Data for this exercise:
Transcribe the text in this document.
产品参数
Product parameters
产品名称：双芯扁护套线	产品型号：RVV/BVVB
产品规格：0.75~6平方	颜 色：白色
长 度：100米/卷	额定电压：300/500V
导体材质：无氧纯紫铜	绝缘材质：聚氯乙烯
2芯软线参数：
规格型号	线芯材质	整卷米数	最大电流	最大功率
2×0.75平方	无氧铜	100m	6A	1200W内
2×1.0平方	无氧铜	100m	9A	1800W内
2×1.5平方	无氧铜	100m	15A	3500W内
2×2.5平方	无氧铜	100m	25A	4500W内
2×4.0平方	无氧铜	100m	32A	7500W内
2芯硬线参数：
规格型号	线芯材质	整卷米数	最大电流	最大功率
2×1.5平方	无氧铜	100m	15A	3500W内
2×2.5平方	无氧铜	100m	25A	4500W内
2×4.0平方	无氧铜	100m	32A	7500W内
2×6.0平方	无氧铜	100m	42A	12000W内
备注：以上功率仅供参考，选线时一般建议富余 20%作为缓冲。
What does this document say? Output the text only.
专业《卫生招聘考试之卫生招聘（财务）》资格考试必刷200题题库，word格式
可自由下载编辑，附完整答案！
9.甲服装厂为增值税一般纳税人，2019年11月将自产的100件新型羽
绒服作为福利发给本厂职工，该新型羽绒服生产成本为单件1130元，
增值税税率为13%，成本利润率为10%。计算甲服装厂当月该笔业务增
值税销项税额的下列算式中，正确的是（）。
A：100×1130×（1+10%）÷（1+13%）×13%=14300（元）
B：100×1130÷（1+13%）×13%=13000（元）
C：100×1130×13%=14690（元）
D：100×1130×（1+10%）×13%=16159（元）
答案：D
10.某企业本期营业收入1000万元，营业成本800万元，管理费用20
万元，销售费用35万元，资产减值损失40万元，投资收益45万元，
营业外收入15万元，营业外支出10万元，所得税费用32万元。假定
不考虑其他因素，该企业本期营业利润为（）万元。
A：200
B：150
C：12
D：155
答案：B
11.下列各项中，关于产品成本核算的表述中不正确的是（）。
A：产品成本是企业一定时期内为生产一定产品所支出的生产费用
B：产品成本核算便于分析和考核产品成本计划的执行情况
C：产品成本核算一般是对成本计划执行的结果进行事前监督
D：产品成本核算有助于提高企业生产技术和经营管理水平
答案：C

Exercise: Using the listing above, reproduce each line without omission.

Exercise result:
Transcribe the text in this document.
产品参数
Product parameters
产品名称：双芯扁护套线	产品型号：RVV/BVVB
产品规格：0.75~6平方	颜 色：白色
长 度：100米/卷	额定电压：300/500V
导体材质：无氧纯紫铜	绝缘材质：聚氯乙烯
2芯软线参数：
规格型号	线芯材质	整卷米数	最大电流	最大功率
2×0.75平方	无氧铜	100m	6A	1200W内
2×1.0平方	无氧铜	100m	9A	1800W内
2×1.5平方	无氧铜	100m	15A	3500W内
2×2.5平方	无氧铜	100m	25A	4500W内
2×4.0平方	无氧铜	100m	32A	7500W内
2芯硬线参数：
规格型号	线芯材质	整卷米数	最大电流	最大功率
2×1.5平方	无氧铜	100m	15A	3500W内
2×2.5平方	无氧铜	100m	25A	4500W内
2×4.0平方	无氧铜	100m	32A	7500W内
2×6.0平方	无氧铜	100m	42A	12000W内
备注：以上功率仅供参考，选线时一般建议富余 20%作为缓冲。
What does this document say? Output the text only.
专业《卫生招聘考试之卫生招聘（财务）》资格考试必刷200题题库，word格式
可自由下载编辑，附完整答案！
9.甲服装厂为增值税一般纳税人，2019年11月将自产的100件新型羽
绒服作为福利发给本厂职工，该新型羽绒服生产成本为单件1130元，
增值税税率为13%，成本利润率为10%。计算甲服装厂当月该笔业务增
值税销项税额的下列算式中，正确的是（）。
A：100×1130×（1+10%）÷（1+13%）×13%=14300（元）
B：100×1130÷（1+13%）×13%=13000（元）
C：100×1130×13%=14690（元）
D：100×1130×（1+10%）×13%=16159（元）
答案：D
10.某企业本期营业收入1000万元，营业成本800万元，管理费用20
万元，销售费用35万元，资产减值损失40万元，投资收益45万元，
营业外收入15万元，营业外支出10万元，所得税费用32万元。假定
不考虑其他因素，该企业本期营业利润为（）万元。
A：200
B：150
C：12
D：155
答案：B
11.下列各项中，关于产品成本核算的表述中不正确的是（）。
A：产品成本是企业一定时期内为生产一定产品所支出的生产费用
B：产品成本核算便于分析和考核产品成本计划的执行情况
C：产品成本核算一般是对成本计划执行的结果进行事前监督
D：产品成本核算有助于提高企业生产技术和经营管理水平
答案：C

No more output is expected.